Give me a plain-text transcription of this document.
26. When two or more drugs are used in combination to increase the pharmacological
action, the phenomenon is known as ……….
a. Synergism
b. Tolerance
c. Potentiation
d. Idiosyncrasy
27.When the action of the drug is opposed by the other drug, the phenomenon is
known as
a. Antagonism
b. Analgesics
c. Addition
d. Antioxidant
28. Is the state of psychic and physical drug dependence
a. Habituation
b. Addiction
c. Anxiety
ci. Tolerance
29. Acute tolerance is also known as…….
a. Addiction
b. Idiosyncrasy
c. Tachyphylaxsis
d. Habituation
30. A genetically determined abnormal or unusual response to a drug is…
* * *
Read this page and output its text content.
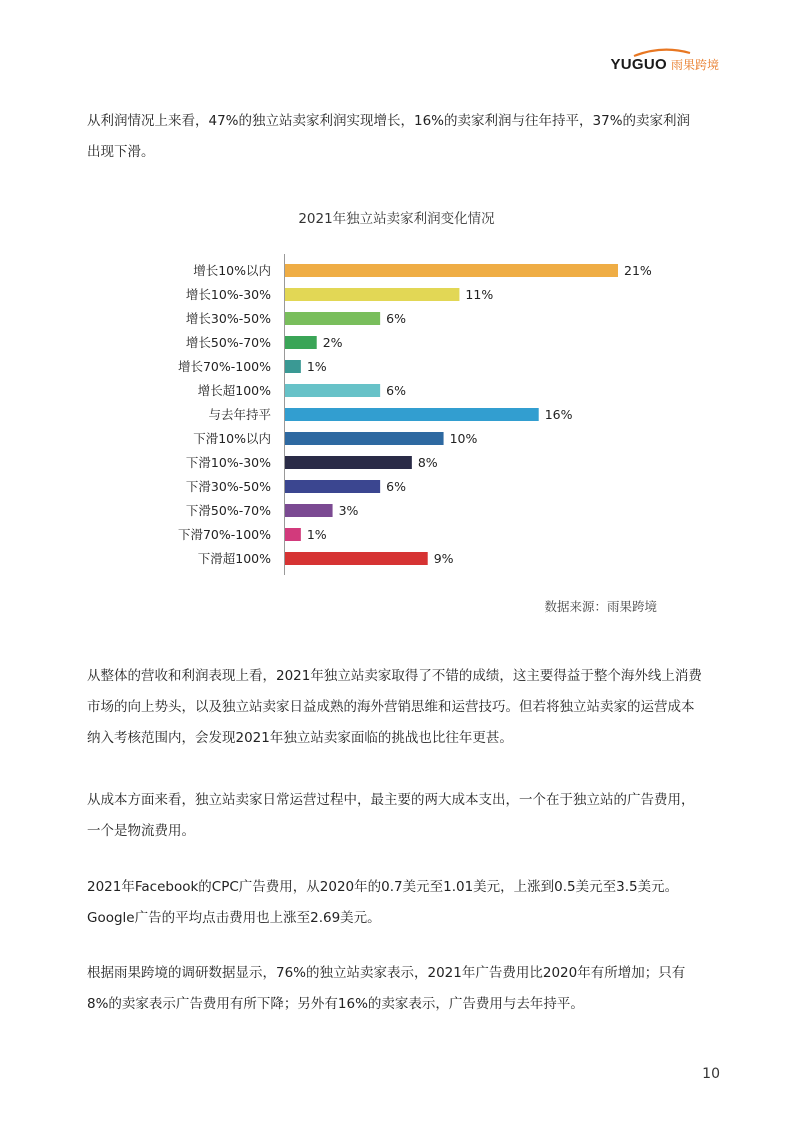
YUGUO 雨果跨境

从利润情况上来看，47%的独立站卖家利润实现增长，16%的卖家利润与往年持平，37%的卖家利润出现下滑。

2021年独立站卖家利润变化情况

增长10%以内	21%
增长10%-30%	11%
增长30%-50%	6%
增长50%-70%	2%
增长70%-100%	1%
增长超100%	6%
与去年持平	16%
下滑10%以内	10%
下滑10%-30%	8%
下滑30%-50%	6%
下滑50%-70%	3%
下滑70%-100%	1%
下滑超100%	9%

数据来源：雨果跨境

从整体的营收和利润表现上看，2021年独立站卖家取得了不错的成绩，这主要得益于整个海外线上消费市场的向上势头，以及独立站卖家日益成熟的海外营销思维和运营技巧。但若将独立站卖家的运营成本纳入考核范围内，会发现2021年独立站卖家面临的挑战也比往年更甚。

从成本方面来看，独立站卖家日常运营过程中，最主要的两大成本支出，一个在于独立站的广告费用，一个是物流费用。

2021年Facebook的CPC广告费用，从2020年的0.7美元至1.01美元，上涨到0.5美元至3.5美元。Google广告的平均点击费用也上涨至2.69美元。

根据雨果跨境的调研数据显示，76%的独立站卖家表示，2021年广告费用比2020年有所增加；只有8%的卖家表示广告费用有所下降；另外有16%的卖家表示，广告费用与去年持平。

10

AIM => State the number of lines in these entries that include the string "text". Provide nothing beyond that number.

EXERCISE ANSWER => 2